__GIVEN INSTRUCTION__: Search the data below for "this"; list each line that holds it.

__GIVEN ENTRIES__:
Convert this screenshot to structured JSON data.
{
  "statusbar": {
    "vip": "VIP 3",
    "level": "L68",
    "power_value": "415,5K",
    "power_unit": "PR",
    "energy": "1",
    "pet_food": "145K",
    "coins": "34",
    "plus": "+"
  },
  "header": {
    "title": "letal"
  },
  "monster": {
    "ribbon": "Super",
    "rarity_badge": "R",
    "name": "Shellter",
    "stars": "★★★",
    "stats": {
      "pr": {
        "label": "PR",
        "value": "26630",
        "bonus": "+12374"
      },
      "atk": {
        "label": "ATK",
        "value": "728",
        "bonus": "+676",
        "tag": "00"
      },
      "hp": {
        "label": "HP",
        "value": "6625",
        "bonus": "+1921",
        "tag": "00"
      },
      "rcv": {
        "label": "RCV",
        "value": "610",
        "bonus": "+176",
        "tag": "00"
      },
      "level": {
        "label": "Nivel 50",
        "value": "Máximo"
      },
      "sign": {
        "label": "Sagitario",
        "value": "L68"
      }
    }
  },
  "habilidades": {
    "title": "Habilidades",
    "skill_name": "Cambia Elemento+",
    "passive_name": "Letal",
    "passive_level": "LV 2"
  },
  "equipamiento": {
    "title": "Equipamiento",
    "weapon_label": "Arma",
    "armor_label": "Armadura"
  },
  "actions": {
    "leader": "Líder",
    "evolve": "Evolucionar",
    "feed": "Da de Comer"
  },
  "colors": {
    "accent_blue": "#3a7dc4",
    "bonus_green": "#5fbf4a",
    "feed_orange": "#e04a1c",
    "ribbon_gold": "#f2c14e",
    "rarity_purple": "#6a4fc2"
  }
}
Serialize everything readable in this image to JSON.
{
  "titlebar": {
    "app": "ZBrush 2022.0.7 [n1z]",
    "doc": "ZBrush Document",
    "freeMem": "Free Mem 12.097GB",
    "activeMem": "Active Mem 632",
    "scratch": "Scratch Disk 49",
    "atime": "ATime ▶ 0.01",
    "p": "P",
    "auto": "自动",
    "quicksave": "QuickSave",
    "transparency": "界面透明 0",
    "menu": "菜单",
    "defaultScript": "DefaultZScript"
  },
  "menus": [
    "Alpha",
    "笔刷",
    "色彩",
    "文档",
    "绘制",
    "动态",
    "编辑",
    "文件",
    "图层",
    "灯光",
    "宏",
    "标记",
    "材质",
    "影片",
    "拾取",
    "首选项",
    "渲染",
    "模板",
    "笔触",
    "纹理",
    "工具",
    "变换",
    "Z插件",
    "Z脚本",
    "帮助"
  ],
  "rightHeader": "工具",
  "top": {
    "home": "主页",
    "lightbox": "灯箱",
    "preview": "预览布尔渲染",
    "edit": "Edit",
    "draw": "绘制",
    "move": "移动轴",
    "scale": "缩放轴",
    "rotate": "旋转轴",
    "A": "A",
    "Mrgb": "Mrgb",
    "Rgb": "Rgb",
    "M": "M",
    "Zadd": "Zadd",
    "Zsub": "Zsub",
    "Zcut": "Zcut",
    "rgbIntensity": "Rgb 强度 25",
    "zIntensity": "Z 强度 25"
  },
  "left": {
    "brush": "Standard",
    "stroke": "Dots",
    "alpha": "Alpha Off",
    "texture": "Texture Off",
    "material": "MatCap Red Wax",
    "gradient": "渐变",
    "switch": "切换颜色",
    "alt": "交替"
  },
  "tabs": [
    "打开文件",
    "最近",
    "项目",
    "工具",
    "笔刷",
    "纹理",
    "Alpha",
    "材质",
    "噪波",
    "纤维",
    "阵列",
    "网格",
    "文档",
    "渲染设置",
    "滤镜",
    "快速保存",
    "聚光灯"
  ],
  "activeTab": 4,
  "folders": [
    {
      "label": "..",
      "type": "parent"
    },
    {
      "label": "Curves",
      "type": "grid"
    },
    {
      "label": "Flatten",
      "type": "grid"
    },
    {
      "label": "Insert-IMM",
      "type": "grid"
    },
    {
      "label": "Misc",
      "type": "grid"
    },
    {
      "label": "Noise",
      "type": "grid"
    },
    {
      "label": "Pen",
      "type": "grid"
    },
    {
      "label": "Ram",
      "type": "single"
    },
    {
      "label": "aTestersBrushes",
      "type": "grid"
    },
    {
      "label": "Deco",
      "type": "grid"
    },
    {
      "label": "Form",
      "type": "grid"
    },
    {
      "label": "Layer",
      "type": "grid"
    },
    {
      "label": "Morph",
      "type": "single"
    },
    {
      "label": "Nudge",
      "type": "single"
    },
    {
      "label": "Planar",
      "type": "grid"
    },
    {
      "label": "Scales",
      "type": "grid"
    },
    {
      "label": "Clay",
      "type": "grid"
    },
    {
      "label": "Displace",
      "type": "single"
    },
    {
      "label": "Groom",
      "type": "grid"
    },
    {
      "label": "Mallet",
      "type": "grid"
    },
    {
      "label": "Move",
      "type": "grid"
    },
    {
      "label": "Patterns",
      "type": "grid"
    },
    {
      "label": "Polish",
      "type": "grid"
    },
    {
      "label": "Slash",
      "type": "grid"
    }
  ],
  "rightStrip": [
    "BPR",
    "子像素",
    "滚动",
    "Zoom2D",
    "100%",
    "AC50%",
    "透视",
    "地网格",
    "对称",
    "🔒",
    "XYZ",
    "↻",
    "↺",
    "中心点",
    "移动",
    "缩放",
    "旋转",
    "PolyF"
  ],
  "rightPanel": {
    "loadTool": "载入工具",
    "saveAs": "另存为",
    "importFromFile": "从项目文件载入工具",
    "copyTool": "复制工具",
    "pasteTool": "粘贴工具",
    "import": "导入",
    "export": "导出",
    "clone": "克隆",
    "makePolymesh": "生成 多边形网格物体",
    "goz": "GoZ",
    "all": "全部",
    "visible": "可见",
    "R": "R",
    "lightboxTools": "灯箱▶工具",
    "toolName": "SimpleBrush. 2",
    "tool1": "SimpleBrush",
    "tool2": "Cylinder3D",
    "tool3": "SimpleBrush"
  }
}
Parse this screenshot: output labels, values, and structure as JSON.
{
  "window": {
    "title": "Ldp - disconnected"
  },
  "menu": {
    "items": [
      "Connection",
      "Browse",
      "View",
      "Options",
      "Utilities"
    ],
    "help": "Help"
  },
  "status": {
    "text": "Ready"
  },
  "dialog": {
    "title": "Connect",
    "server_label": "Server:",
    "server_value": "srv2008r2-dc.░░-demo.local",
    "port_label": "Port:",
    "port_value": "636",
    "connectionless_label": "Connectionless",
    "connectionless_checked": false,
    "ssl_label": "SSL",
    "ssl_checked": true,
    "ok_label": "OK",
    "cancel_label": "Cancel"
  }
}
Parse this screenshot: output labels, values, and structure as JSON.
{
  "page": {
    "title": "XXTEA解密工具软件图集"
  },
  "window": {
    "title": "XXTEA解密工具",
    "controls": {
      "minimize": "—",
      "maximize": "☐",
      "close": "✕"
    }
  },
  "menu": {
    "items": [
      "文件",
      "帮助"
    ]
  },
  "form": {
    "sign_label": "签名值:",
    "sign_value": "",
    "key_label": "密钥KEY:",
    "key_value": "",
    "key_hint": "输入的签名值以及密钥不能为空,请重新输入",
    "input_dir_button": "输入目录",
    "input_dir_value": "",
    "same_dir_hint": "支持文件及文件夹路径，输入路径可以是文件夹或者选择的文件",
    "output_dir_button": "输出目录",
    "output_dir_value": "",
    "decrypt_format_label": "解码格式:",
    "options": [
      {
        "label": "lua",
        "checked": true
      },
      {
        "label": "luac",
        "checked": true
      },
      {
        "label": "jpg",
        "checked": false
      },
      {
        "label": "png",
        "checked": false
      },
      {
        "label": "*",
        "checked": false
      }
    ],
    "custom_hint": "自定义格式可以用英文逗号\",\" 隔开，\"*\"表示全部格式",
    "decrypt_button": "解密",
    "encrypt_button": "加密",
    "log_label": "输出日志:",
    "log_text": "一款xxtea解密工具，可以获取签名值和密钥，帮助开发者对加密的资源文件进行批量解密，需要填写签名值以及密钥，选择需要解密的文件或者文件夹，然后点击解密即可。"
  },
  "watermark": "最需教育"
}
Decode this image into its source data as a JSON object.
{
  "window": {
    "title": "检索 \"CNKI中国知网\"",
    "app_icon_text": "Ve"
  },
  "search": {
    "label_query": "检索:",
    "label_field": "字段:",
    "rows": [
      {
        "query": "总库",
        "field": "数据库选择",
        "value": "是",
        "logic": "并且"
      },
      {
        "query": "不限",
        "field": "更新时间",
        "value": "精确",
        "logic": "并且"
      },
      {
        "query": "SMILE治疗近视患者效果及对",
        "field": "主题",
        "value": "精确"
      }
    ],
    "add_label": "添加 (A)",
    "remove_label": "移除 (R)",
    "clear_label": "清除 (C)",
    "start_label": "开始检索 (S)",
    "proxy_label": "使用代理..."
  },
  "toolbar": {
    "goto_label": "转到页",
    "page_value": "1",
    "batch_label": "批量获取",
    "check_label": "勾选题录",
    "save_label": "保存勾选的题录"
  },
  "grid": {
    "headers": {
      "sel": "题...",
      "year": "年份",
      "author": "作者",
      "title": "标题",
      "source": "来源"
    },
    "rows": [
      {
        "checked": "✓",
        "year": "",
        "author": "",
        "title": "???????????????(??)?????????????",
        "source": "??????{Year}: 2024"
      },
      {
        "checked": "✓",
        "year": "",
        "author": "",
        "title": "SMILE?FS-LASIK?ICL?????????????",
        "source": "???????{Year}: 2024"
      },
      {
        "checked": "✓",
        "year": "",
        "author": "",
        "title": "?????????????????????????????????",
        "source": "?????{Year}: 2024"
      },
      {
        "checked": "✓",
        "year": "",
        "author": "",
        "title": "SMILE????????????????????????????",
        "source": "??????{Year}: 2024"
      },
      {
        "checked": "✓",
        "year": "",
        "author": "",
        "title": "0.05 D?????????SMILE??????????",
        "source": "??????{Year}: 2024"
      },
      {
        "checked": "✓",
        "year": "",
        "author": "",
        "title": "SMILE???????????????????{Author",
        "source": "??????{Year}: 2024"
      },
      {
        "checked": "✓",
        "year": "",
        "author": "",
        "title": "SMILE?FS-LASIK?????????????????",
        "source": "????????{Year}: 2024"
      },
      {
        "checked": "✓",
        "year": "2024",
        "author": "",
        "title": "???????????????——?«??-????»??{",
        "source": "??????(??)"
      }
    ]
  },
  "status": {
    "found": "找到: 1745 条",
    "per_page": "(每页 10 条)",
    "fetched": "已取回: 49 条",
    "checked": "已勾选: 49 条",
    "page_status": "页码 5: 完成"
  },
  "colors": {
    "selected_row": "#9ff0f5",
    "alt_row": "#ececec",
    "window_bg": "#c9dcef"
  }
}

__REPLY TO THE TASK__:
Convert this screenshot to structured JSON data.
Serialize everything readable in this image to JSON.
Parse this screenshot: output labels, values, and structure as JSON.
Parse this screenshot: output labels, values, and structure as JSON.
Decode this image into its source data as a JSON object.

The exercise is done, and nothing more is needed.